Dataset records:
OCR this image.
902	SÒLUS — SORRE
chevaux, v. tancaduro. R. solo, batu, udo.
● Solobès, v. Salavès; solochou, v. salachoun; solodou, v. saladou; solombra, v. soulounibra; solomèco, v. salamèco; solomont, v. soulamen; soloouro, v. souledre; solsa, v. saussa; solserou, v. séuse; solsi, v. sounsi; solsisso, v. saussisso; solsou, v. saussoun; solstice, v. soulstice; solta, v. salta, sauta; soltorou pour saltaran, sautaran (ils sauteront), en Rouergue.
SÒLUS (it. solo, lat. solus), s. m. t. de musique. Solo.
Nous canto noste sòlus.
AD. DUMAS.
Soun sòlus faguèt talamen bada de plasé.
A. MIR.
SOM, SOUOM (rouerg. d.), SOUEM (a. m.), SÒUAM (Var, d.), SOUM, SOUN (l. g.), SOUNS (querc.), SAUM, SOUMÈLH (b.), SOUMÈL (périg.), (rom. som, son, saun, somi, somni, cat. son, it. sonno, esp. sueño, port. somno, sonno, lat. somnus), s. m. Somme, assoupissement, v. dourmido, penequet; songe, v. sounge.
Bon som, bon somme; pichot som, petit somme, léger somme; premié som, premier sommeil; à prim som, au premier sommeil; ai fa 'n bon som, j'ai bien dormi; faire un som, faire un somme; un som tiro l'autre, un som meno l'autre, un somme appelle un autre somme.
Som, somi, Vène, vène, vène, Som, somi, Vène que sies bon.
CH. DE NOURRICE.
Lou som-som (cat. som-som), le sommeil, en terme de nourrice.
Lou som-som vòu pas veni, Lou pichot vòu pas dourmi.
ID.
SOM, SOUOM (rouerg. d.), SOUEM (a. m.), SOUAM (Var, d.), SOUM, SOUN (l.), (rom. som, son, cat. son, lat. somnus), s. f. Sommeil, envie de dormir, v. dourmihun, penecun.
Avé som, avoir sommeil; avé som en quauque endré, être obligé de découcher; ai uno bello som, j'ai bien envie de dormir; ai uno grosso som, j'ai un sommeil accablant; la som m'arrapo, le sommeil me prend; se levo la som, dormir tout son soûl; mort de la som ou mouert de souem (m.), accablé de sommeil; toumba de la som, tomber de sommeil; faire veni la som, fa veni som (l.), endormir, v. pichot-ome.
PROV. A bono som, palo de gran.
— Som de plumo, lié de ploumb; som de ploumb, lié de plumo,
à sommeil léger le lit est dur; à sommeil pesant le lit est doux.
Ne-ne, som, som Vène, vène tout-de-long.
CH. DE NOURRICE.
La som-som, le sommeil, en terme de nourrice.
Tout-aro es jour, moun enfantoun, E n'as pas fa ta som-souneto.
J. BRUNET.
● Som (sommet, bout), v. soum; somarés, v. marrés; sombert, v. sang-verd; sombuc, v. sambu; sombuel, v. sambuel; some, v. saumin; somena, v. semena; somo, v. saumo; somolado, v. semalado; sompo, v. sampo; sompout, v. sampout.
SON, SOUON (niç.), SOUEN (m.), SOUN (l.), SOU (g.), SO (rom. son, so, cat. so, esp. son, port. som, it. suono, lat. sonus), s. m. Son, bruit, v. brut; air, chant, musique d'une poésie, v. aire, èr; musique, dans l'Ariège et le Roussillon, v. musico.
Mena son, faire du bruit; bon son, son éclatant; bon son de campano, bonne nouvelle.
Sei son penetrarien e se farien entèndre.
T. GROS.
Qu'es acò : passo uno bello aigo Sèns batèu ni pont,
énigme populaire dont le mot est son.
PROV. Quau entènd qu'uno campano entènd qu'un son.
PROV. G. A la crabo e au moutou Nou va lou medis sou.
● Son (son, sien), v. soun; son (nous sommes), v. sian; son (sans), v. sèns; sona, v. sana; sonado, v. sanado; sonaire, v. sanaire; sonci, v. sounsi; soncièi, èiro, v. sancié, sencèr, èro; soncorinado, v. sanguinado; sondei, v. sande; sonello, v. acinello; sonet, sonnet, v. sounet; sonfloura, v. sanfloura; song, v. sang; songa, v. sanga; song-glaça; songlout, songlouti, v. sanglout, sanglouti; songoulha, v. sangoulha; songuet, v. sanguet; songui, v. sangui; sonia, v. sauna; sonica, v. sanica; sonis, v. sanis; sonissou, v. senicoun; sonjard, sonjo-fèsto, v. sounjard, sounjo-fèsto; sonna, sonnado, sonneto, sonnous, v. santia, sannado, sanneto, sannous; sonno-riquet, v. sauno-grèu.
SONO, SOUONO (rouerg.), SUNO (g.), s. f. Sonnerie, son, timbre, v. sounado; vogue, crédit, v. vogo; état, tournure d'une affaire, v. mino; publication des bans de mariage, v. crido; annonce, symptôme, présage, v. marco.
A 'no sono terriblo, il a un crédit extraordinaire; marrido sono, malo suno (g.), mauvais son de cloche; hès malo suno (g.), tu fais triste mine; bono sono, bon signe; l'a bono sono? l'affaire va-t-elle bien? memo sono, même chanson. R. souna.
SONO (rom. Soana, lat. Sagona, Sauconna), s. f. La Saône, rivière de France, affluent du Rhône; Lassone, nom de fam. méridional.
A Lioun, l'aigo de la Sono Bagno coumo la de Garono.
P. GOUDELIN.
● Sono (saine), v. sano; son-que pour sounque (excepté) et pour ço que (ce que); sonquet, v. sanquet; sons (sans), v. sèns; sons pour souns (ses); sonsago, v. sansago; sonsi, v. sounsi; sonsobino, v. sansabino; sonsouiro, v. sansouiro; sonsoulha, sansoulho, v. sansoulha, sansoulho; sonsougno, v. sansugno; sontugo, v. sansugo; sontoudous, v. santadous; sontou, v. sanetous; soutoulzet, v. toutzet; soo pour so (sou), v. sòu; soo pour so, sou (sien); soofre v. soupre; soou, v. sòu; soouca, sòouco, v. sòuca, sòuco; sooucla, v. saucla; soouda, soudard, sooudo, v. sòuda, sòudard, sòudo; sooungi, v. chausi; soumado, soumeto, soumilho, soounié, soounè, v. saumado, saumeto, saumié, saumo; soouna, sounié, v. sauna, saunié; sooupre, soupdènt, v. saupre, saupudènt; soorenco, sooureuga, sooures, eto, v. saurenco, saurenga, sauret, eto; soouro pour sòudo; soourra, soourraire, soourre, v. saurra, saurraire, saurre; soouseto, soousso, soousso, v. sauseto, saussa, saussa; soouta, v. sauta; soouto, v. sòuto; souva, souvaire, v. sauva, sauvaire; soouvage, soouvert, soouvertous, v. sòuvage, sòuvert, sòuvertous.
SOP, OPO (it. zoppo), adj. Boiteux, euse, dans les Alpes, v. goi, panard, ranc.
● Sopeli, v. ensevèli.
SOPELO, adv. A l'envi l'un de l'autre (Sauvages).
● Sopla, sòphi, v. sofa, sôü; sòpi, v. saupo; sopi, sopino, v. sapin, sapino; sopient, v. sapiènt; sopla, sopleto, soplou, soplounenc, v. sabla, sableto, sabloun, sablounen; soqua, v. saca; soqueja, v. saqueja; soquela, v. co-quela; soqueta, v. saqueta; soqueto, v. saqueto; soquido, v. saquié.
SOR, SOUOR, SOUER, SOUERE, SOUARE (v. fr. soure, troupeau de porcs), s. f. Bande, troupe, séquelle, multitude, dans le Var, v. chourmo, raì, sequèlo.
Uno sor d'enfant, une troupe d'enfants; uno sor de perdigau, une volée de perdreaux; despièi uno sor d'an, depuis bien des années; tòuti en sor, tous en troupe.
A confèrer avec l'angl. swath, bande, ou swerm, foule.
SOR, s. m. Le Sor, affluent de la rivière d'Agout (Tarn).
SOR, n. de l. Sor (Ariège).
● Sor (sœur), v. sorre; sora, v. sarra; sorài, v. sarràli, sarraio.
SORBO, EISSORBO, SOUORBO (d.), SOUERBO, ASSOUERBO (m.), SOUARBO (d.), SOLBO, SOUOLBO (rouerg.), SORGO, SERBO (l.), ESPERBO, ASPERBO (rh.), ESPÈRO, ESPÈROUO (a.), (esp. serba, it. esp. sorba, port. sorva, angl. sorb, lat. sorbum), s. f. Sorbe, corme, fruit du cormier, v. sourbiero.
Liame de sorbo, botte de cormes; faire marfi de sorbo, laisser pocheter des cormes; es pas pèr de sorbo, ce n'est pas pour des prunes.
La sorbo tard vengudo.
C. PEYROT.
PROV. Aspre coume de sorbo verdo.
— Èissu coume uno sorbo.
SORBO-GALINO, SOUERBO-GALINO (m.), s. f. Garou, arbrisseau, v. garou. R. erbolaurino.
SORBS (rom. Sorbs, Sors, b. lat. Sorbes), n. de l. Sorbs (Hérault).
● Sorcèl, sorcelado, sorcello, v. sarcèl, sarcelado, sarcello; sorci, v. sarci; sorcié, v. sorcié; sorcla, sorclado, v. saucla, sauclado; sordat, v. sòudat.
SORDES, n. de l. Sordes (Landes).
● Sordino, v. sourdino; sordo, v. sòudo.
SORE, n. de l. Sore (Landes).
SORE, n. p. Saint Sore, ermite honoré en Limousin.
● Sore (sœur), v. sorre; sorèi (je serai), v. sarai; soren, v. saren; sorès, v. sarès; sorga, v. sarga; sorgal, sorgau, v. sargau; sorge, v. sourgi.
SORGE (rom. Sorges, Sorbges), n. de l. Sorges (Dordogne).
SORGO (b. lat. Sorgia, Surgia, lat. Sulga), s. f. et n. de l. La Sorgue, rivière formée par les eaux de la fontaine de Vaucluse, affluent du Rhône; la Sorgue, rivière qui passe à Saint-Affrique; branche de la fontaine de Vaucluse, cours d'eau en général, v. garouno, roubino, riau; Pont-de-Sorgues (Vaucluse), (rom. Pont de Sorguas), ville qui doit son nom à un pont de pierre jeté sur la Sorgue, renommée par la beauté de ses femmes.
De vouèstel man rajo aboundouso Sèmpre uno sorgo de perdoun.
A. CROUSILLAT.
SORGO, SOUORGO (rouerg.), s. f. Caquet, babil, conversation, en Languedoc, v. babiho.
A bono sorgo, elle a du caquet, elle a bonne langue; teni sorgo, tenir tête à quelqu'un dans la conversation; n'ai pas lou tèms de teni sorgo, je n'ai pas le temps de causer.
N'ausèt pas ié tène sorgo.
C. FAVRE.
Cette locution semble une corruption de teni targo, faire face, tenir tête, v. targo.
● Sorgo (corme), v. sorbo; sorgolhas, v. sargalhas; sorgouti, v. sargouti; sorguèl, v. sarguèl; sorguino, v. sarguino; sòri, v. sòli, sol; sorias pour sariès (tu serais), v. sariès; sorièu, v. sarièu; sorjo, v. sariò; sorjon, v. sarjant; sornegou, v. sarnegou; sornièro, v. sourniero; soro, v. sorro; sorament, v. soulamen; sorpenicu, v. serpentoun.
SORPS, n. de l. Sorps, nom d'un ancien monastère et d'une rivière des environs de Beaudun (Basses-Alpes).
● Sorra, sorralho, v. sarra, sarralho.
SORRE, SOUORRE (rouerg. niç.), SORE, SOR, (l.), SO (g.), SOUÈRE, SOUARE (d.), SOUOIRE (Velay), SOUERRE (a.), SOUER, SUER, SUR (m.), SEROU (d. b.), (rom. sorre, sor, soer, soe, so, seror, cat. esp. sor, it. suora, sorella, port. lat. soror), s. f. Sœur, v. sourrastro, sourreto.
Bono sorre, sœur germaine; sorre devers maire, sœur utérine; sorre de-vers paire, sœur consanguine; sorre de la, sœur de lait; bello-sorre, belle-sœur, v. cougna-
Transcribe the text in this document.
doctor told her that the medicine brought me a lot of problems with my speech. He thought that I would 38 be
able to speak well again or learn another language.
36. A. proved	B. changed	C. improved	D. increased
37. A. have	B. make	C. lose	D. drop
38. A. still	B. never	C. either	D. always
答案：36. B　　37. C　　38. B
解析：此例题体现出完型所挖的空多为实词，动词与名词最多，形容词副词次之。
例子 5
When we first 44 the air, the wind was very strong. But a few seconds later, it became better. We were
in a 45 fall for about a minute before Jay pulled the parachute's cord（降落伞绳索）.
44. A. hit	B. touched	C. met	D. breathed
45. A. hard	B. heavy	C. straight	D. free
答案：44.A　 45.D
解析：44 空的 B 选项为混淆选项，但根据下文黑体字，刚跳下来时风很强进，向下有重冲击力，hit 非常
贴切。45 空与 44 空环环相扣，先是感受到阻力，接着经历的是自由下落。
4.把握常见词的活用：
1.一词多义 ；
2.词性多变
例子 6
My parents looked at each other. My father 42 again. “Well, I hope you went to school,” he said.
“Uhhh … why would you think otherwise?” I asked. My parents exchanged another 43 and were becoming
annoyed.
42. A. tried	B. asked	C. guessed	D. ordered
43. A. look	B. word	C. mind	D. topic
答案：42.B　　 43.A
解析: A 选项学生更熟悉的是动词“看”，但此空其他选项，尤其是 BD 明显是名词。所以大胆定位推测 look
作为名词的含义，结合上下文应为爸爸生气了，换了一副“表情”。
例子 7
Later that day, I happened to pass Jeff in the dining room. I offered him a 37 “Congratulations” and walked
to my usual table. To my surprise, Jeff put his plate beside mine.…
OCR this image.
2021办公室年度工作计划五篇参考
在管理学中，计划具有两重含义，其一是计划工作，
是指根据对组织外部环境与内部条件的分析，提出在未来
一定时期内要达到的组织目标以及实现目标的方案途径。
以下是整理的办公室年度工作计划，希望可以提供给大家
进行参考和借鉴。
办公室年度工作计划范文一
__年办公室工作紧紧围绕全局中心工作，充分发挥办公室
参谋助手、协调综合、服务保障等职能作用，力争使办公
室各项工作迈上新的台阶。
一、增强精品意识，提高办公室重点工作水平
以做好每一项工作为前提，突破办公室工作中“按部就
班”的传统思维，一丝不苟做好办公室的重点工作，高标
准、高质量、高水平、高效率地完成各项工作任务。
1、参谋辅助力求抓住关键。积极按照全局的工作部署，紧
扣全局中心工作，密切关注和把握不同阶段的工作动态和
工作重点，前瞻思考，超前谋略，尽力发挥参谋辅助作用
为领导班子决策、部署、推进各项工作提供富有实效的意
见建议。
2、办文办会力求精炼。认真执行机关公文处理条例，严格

(Exercise brief):
From the records above, copy every line that holds the word "bello".

(Correct output):
Avé som, avoir sommeil; avé som en quauque endré, être obligé de découcher; ai uno bello som, j'ai bien envie de dormir; ai uno grosso som, j'ai un sommeil accablant; la som m'arrapo, le sommeil me prend; se levo la som, dormir tout son soûl; mort de la som ou mouert de souem (m.), accablé de sommeil; toumba de la som, tomber de sommeil; faire veni la som, fa veni som (l.), endormir, v. pichot-ome.
Qu'es acò : passo uno bello aigo Sèns batèu ni pont,
Bono sorre, sœur germaine; sorre devers maire, sœur utérine; sorre de-vers paire, sœur consanguine; sorre de la, sœur de lait; bello-sorre, belle-sœur, v. cougna-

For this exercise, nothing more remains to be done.